- **WHAT TO PRODUCE**:
Type out the material below exactly.

- **RECORD EXCERPTS**:
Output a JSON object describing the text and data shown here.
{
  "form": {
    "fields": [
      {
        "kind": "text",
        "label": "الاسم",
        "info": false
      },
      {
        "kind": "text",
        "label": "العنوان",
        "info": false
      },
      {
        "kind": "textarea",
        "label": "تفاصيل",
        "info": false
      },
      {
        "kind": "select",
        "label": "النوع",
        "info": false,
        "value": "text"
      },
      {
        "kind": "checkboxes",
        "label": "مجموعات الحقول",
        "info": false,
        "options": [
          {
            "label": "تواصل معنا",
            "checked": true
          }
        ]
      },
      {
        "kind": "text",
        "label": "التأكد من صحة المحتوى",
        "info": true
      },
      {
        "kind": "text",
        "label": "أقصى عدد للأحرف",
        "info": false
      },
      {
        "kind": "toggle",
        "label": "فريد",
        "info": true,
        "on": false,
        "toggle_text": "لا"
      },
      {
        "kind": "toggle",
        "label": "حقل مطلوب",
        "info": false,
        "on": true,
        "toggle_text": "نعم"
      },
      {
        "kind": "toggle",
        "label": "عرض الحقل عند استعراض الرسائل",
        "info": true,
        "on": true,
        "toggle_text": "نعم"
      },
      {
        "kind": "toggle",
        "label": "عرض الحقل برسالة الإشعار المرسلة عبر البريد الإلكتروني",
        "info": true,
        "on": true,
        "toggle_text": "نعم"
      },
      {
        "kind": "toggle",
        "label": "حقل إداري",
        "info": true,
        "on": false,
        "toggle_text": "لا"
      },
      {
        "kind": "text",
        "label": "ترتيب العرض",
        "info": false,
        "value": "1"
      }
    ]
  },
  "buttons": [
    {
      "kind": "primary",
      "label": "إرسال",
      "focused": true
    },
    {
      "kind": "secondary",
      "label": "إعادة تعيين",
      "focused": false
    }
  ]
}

- **RESPONSE**:
Output a JSON object describing the text and data shown here.
{
  "form": {
    "fields": [
      {
        "kind": "text",
        "label": "الاسم",
        "info": false
      },
      {
        "kind": "text",
        "label": "العنوان",
        "info": false
      },
      {
        "kind": "textarea",
        "label": "تفاصيل",
        "info": false
      },
      {
        "kind": "select",
        "label": "النوع",
        "info": false,
        "value": "text"
      },
      {
        "kind": "checkboxes",
        "label": "مجموعات الحقول",
        "info": false,
        "options": [
          {
            "label": "تواصل معنا",
            "checked": true
          }
        ]
      },
      {
        "kind": "text",
        "label": "التأكد من صحة المحتوى",
        "info": true
      },
      {
        "kind": "text",
        "label": "أقصى عدد للأحرف",
        "info": false
      },
      {
        "kind": "toggle",
        "label": "فريد",
        "info": true,
        "on": false,
        "toggle_text": "لا"
      },
      {
        "kind": "toggle",
        "label": "حقل مطلوب",
        "info": false,
        "on": true,
        "toggle_text": "نعم"
      },
      {
        "kind": "toggle",
        "label": "عرض الحقل عند استعراض الرسائل",
        "info": true,
        "on": true,
        "toggle_text": "نعم"
      },
      {
        "kind": "toggle",
        "label": "عرض الحقل برسالة الإشعار المرسلة عبر البريد الإلكتروني",
        "info": true,
        "on": true,
        "toggle_text": "نعم"
      },
      {
        "kind": "toggle",
        "label": "حقل إداري",
        "info": true,
        "on": false,
        "toggle_text": "لا"
      },
      {
        "kind": "text",
        "label": "ترتيب العرض",
        "info": false,
        "value": "1"
      }
    ]
  },
  "buttons": [
    {
      "kind": "primary",
      "label": "إرسال",
      "focused": true
    },
    {
      "kind": "secondary",
      "label": "إعادة تعيين",
      "focused": false
    }
  ]
}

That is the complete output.